==== TASK MATERIAL
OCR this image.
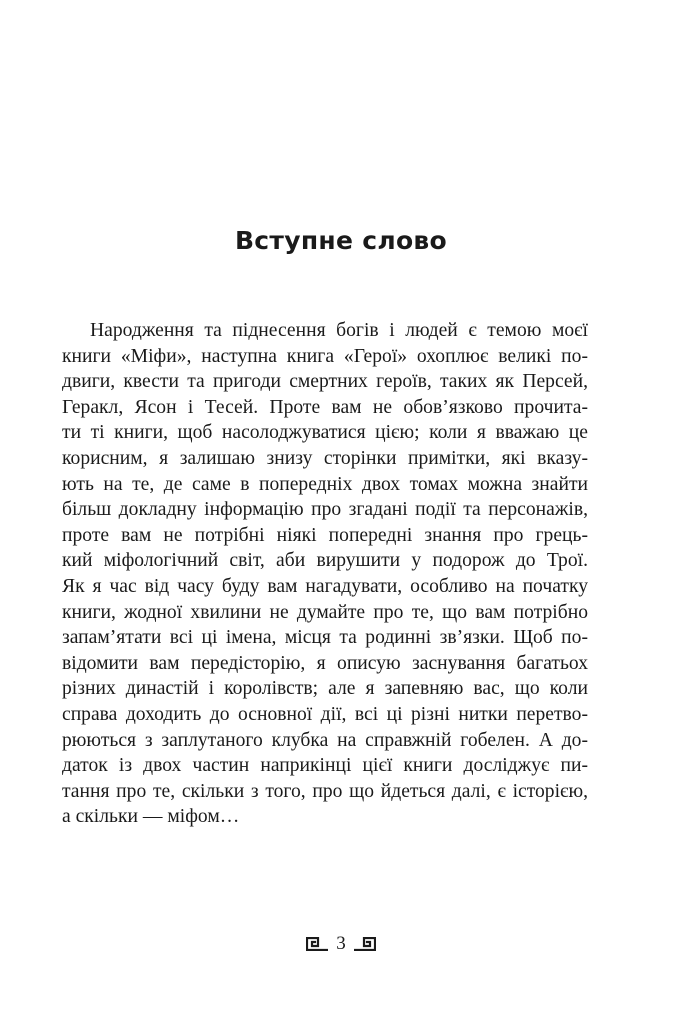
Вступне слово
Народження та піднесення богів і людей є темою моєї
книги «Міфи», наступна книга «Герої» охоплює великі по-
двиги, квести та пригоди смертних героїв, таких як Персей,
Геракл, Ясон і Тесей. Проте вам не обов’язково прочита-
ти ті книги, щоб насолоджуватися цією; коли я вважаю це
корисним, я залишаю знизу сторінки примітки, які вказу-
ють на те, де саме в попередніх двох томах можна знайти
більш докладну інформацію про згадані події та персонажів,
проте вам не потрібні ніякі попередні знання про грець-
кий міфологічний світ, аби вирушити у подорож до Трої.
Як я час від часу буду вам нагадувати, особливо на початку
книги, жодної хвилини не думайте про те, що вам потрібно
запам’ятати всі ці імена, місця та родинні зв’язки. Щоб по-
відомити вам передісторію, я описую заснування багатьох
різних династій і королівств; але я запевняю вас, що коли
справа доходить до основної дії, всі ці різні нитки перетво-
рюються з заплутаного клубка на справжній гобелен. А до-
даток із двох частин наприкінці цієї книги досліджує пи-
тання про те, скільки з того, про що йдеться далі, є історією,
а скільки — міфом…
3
========
==== TASK MATERIAL
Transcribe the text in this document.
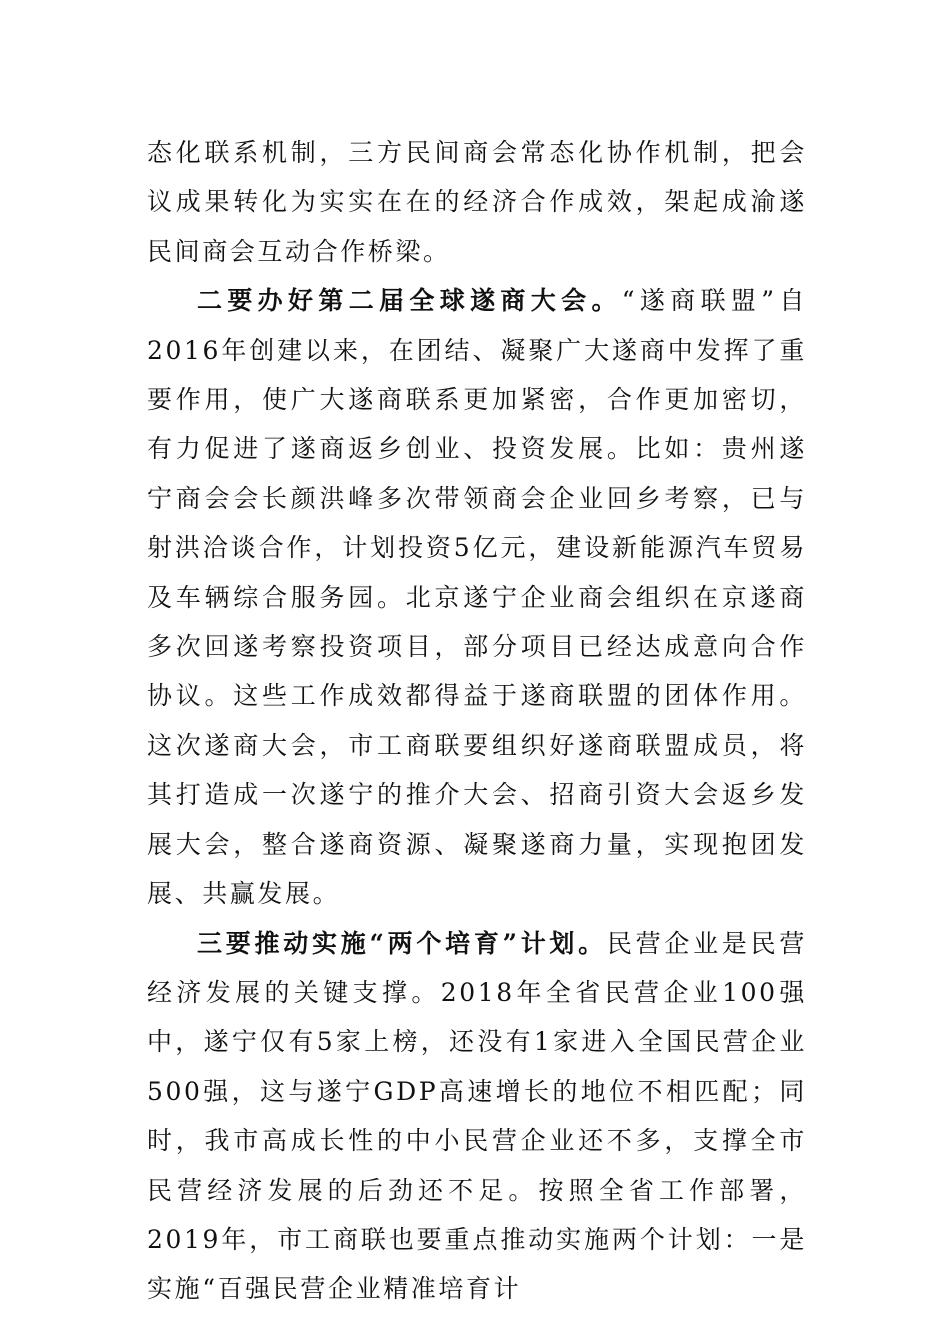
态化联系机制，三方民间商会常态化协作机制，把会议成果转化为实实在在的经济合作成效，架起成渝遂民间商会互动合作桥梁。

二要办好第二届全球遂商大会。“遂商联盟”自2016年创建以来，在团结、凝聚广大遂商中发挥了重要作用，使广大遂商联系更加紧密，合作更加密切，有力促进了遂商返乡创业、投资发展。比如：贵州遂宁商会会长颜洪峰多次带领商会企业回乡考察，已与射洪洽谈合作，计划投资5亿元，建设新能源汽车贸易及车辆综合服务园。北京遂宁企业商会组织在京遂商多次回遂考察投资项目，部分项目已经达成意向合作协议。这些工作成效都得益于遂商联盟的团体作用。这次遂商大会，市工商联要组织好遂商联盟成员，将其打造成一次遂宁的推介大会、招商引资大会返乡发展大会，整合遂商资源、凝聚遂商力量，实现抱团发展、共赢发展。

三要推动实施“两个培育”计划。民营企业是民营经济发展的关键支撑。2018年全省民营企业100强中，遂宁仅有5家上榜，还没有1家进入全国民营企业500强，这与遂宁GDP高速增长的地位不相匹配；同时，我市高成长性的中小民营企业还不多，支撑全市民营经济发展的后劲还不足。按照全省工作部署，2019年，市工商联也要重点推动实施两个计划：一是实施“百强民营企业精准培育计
========
= TASK DIRECTIONS =
Take every line from the data above that holds "this" and copy it out.

= TASK RESULT =
OCR this image.
Transcribe the text in this document.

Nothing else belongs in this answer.